= Text block =
---*---
CONTEXT: Acromegalic patients have an increased vertebral fracture (VFx) risk due to bone quality reduction, independently of bone mineral density (BMD).
OBJECTIVE: The aim of the study is to describe bone quality in acromegaly, measured by trabecular bone score (TBS), a noninvasive index for assessing bone microarchitecture.
METHODS: We collected data from 18 patients (13 female, age 56.2 ± 15 years) newly diagnosed with acromegaly. Thirty-six age- and sex-matched healthy controls were also recruited. Pituitary function, bone and calcium-phosphorous metabolism, and BMD at spine and femur and TBS (by dual-energy x-ray absorptiometry) were assessed in acromegalic patients at diagnosis and 12 months after the achievement of insulin-like growth factor 1 (IGF-1) normalization.
---*---
= Data =
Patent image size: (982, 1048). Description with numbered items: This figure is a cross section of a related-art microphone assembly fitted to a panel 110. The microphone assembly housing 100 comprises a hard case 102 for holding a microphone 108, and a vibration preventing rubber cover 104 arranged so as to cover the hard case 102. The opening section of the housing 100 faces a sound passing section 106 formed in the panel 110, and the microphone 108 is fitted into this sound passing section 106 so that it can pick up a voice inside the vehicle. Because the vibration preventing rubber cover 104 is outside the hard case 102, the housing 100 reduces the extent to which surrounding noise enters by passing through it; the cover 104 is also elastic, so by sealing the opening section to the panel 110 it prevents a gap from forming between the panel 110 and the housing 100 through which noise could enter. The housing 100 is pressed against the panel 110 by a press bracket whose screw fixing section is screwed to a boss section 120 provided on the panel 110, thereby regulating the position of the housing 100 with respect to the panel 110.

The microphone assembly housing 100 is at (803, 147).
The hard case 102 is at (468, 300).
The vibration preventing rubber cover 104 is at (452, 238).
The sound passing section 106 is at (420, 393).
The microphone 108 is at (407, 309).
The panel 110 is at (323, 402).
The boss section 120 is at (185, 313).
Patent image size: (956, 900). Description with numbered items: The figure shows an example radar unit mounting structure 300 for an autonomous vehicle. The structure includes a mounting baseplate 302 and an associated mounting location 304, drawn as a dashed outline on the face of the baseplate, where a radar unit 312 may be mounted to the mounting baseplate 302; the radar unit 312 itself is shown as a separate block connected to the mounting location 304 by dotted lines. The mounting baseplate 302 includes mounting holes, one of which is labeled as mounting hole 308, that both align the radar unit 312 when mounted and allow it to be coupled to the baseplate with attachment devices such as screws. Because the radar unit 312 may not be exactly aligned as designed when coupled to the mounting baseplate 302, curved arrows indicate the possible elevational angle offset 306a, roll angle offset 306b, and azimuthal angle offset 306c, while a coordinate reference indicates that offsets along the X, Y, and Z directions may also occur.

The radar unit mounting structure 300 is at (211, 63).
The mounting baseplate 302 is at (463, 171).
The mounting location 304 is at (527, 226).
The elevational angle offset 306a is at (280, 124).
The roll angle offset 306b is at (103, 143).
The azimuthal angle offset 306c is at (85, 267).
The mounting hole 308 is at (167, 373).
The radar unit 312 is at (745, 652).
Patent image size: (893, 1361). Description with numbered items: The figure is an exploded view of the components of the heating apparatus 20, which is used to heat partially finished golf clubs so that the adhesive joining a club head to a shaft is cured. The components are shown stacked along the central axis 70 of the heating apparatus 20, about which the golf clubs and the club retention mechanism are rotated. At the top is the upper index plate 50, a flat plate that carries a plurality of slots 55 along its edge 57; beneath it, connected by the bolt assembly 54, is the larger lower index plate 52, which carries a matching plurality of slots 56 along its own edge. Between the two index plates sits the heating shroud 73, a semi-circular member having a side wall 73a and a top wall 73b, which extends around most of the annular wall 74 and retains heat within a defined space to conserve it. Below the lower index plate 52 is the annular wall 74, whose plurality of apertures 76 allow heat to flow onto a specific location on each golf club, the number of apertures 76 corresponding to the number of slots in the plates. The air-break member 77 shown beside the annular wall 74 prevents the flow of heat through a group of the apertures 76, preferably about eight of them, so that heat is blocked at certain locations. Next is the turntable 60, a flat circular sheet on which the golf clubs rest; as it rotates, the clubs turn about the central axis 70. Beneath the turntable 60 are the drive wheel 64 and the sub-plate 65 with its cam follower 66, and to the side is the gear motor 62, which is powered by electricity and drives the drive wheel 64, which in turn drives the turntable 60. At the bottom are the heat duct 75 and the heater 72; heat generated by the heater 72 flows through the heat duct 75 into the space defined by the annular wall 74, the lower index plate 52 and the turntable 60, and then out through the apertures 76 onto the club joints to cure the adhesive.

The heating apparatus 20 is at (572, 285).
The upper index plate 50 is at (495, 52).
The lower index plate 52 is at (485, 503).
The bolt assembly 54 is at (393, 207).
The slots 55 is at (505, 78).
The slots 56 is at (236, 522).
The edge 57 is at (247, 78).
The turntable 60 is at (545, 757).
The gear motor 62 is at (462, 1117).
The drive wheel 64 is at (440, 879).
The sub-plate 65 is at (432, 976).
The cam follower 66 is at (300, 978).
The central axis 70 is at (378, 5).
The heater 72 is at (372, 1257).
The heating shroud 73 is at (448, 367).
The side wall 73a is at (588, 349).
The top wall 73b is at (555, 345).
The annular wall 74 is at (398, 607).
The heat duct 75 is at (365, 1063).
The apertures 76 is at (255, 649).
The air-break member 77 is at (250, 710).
---*---
= Exercises to complete =
1) Answer these questions using the acromegaly bone-quality text.
(a) What kind of fracture risk is increased in acromegalic patients?
(b) What measure is used to describe bone quality?
(c) How many healthy controls were recruited?
2) From the acromegaly bone-quality text, write out the passage starting at "OBJECTIVE: The aim" and ending at "1 (IGF-1) normalization.".

= Results in order =
1)
(a) Vertebral fracture (VFx) risk.
(b) Trabecular bone score (TBS).
(c) Thirty-six.

2)
OBJECTIVE: The aim of the study is to describe bone quality in acromegaly, measured by trabecular bone score (TBS), a noninvasive index for assessing bone microarchitecture.
METHODS: We collected data from 18 patients (13 female, age 56.2 ± 15 years) newly diagnosed with acromegaly. Thirty-six age- and sex-matched healthy controls were also recruited. Pituitary function, bone and calcium-phosphorous metabolism, and BMD at spine and femur and TBS (by dual-energy x-ray absorptiometry) were assessed in acromegalic patients at diagnosis and 12 months after the achievement of insulin-like growth factor 1 (IGF-1) normalization.